EXERCISE = In the entries below, count every line containing "Deggendorf". Reply with the number alone.

MATERIAL SUPPLIED =

□ □ □ □ □

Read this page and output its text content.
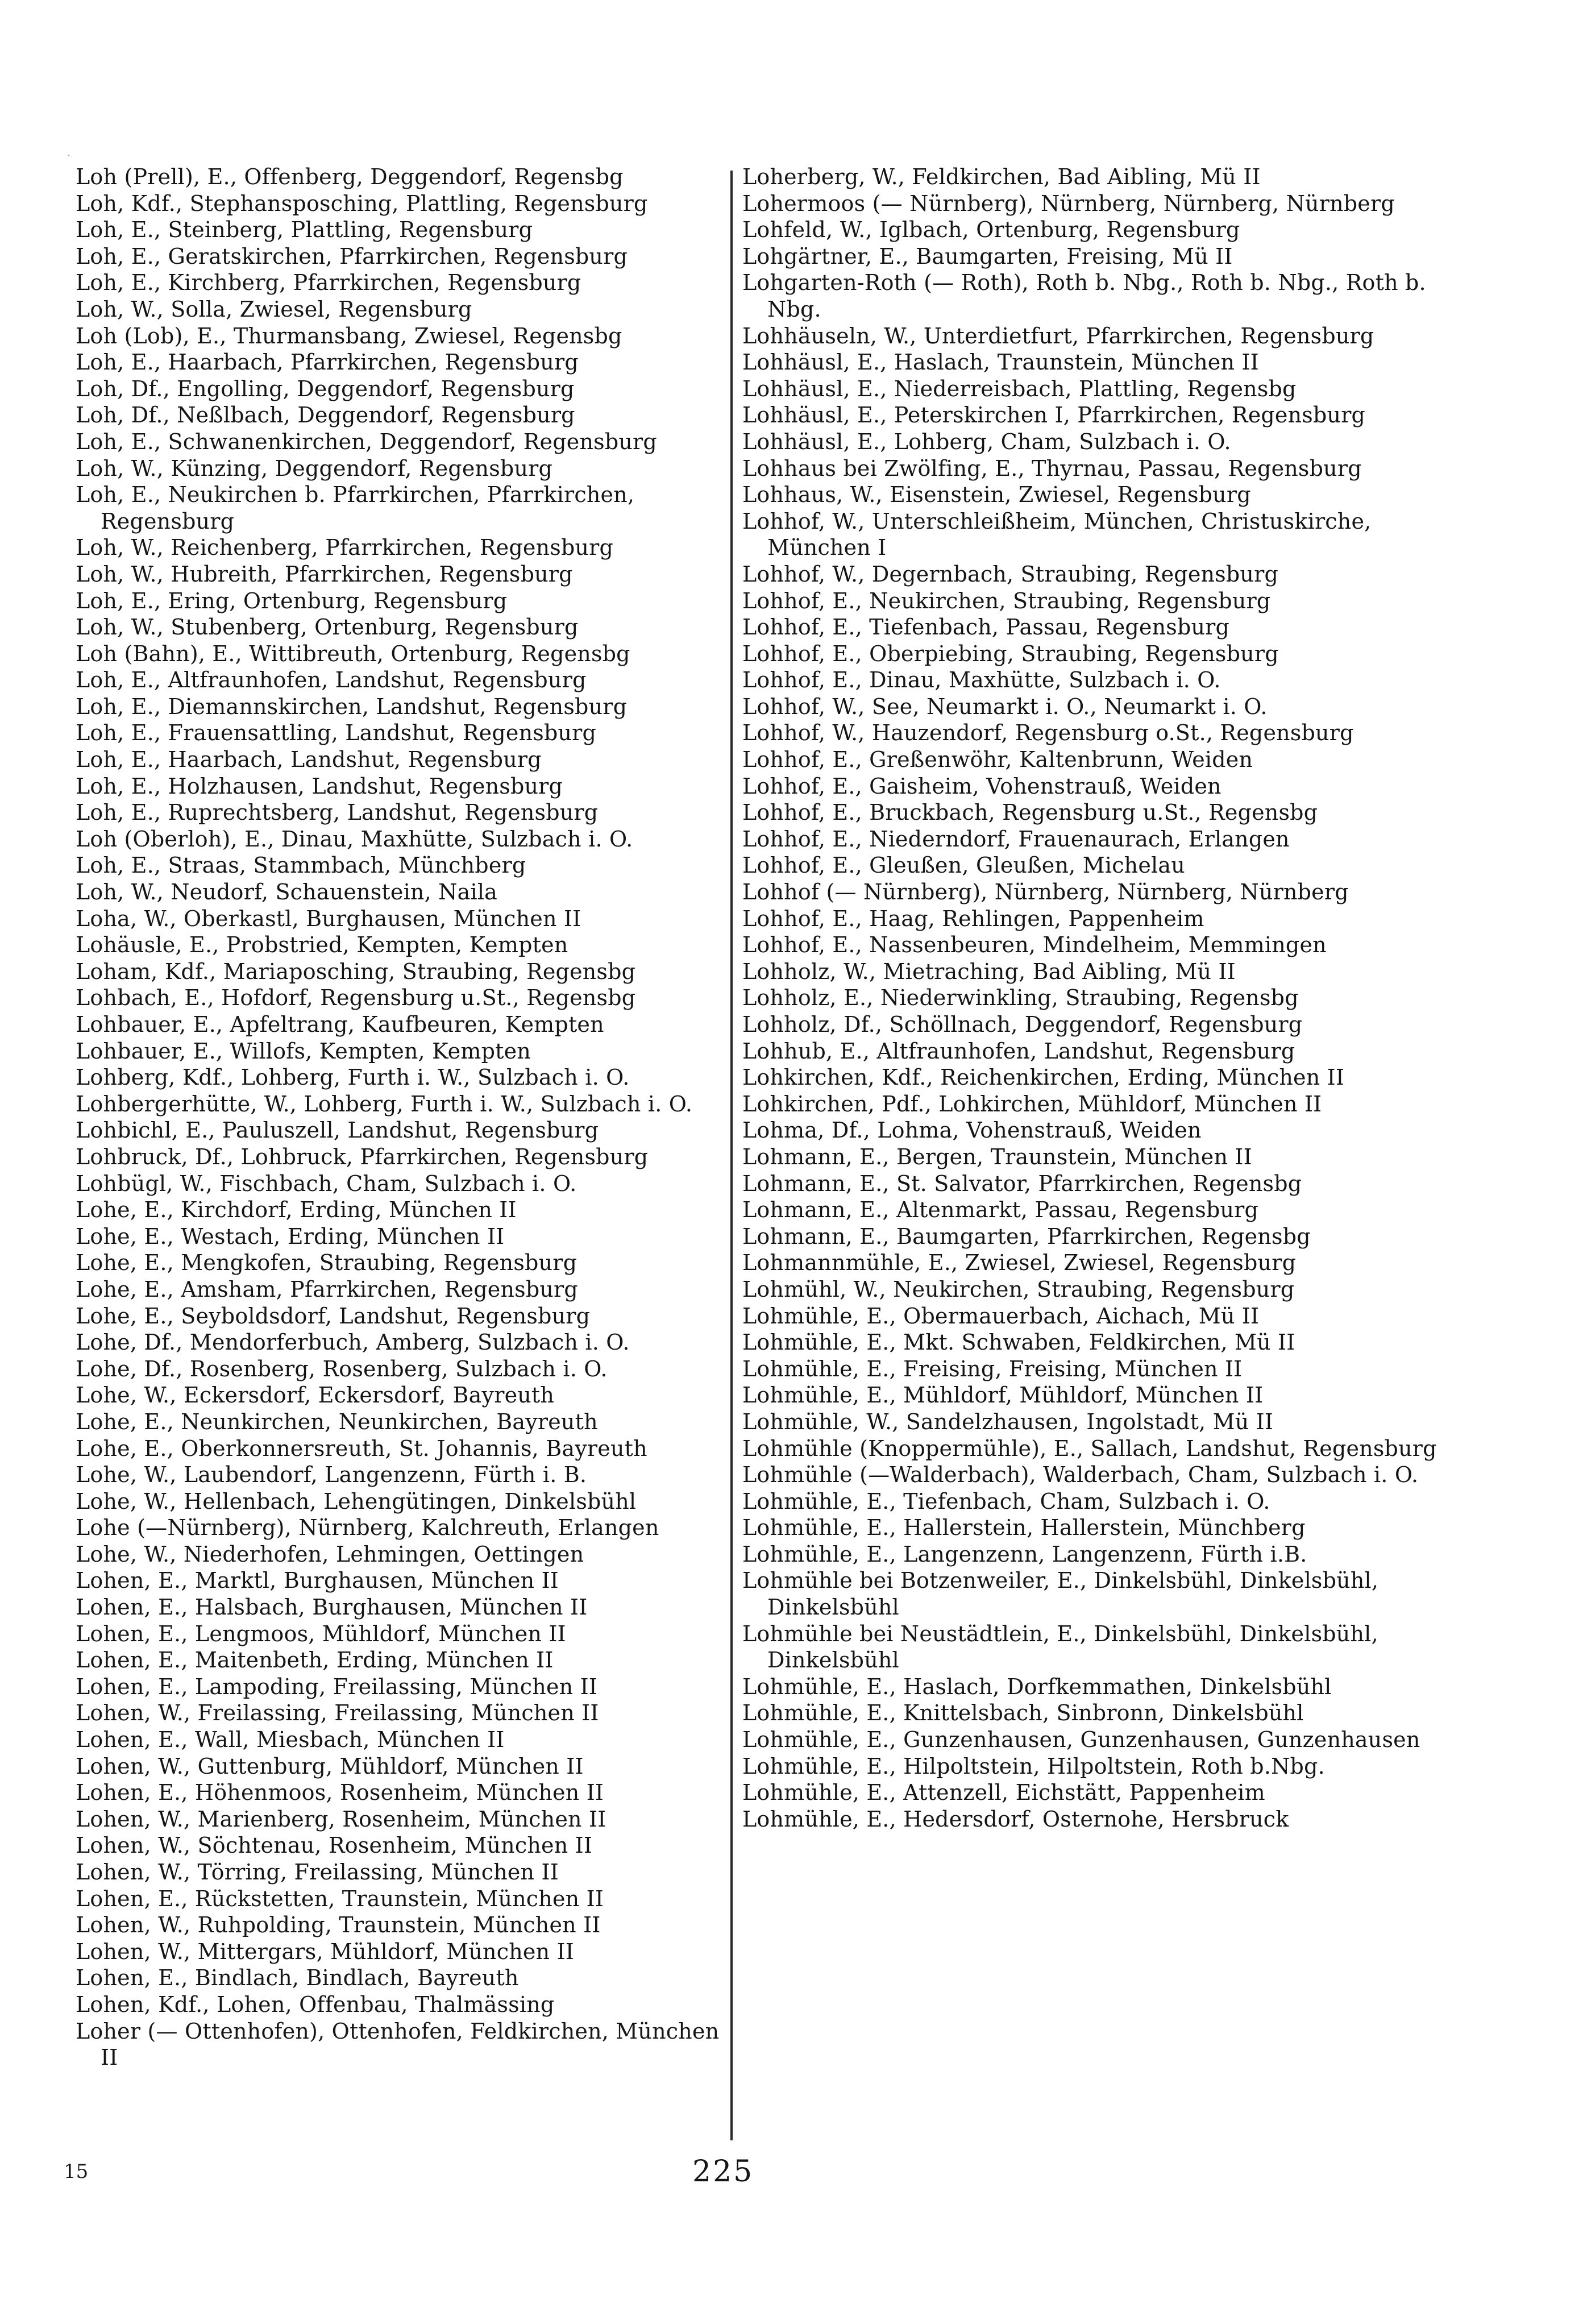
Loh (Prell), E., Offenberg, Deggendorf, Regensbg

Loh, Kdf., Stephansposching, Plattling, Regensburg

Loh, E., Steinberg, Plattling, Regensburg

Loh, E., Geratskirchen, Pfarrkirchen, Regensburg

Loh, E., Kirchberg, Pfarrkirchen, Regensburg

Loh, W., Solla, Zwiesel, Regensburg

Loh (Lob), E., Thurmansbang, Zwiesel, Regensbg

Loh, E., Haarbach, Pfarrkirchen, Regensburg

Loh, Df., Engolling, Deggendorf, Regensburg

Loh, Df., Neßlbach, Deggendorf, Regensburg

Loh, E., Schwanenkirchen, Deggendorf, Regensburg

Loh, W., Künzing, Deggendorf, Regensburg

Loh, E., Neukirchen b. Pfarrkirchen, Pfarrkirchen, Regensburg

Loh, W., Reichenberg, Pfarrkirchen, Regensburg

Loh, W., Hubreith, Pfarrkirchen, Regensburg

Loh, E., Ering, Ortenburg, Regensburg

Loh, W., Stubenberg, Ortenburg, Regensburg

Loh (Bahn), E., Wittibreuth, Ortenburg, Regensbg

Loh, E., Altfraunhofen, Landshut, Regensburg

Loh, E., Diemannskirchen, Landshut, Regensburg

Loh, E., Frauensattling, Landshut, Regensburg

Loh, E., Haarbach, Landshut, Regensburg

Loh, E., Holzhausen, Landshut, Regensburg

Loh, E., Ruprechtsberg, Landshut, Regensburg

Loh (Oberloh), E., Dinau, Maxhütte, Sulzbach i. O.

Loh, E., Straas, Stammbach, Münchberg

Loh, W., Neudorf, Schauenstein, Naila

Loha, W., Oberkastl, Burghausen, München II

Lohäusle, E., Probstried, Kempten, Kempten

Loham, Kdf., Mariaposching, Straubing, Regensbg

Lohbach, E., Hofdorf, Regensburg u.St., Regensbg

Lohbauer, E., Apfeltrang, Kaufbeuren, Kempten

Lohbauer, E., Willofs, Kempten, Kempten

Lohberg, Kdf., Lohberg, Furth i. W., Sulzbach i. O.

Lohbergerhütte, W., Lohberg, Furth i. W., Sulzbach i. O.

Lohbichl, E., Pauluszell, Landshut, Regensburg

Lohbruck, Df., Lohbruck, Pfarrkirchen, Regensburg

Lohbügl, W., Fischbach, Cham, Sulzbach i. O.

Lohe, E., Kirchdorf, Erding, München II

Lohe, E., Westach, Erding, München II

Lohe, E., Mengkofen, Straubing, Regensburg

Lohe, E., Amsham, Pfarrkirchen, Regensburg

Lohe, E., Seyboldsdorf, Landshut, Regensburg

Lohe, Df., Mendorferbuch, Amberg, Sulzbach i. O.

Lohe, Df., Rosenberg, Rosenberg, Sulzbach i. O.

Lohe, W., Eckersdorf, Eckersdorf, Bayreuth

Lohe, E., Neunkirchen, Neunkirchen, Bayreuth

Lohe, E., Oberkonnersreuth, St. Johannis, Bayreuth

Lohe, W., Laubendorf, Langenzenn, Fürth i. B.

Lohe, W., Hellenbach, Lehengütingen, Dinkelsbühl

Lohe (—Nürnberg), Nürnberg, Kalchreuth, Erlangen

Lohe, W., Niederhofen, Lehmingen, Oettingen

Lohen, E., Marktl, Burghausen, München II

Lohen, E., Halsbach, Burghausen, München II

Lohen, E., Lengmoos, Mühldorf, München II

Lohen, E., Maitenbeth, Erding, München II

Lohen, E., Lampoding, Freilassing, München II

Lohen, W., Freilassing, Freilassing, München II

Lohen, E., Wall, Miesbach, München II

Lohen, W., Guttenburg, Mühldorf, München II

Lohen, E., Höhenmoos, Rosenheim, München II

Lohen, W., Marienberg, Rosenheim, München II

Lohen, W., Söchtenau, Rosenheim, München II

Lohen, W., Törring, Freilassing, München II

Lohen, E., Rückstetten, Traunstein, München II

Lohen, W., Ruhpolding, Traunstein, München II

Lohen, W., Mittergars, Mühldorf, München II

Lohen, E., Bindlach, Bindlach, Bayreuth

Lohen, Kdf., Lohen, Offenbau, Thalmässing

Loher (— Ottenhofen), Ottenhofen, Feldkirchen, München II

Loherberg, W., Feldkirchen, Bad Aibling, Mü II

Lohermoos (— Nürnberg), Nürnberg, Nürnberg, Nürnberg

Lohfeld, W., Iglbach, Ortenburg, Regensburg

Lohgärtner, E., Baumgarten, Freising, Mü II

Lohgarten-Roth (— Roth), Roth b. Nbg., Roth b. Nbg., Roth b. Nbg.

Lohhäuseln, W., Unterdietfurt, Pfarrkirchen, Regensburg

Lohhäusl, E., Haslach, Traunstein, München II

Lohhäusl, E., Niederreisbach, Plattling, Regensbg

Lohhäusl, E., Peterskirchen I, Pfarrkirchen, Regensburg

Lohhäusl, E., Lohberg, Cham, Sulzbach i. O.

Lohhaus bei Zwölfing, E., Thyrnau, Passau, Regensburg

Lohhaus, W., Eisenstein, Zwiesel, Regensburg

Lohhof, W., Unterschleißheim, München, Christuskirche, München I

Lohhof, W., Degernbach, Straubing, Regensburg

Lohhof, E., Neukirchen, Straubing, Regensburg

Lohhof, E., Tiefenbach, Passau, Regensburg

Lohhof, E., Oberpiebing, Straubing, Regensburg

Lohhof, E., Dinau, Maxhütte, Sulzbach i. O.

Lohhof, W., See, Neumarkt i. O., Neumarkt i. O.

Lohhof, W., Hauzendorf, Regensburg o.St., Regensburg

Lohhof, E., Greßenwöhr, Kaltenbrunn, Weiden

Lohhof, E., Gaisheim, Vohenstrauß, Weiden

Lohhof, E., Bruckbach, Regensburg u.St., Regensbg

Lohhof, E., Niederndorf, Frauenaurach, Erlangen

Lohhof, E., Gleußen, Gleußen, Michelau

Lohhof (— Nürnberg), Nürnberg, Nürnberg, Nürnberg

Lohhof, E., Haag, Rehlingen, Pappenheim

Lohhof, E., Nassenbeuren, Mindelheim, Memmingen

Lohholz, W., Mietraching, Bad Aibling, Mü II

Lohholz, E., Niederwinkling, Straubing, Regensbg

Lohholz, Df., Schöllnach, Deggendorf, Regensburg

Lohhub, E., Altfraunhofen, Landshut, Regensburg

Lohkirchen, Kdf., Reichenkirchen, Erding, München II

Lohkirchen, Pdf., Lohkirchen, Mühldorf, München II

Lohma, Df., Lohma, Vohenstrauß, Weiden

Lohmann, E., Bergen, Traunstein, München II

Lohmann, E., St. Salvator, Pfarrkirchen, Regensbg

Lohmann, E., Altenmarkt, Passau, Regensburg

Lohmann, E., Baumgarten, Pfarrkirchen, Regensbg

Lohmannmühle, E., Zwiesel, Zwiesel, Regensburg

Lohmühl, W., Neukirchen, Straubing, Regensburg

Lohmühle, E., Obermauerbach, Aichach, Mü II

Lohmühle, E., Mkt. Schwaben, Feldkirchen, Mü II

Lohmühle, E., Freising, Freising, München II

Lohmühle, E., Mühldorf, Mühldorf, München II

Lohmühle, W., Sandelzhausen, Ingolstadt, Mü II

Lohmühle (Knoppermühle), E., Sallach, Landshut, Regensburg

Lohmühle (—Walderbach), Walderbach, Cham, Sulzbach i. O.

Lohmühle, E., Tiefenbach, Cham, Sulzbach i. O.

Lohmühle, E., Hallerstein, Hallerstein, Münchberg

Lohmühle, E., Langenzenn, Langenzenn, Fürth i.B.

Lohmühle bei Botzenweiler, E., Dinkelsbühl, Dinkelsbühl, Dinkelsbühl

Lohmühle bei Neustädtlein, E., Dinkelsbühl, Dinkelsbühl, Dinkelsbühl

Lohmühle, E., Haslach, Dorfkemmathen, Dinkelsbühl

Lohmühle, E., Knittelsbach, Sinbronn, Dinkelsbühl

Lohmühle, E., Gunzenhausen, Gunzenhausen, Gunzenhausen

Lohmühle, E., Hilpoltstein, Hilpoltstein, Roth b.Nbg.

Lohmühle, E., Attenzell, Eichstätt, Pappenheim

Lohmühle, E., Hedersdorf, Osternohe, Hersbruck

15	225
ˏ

□ □ □ □ □

OUTPUT FOR THIS TASK = 6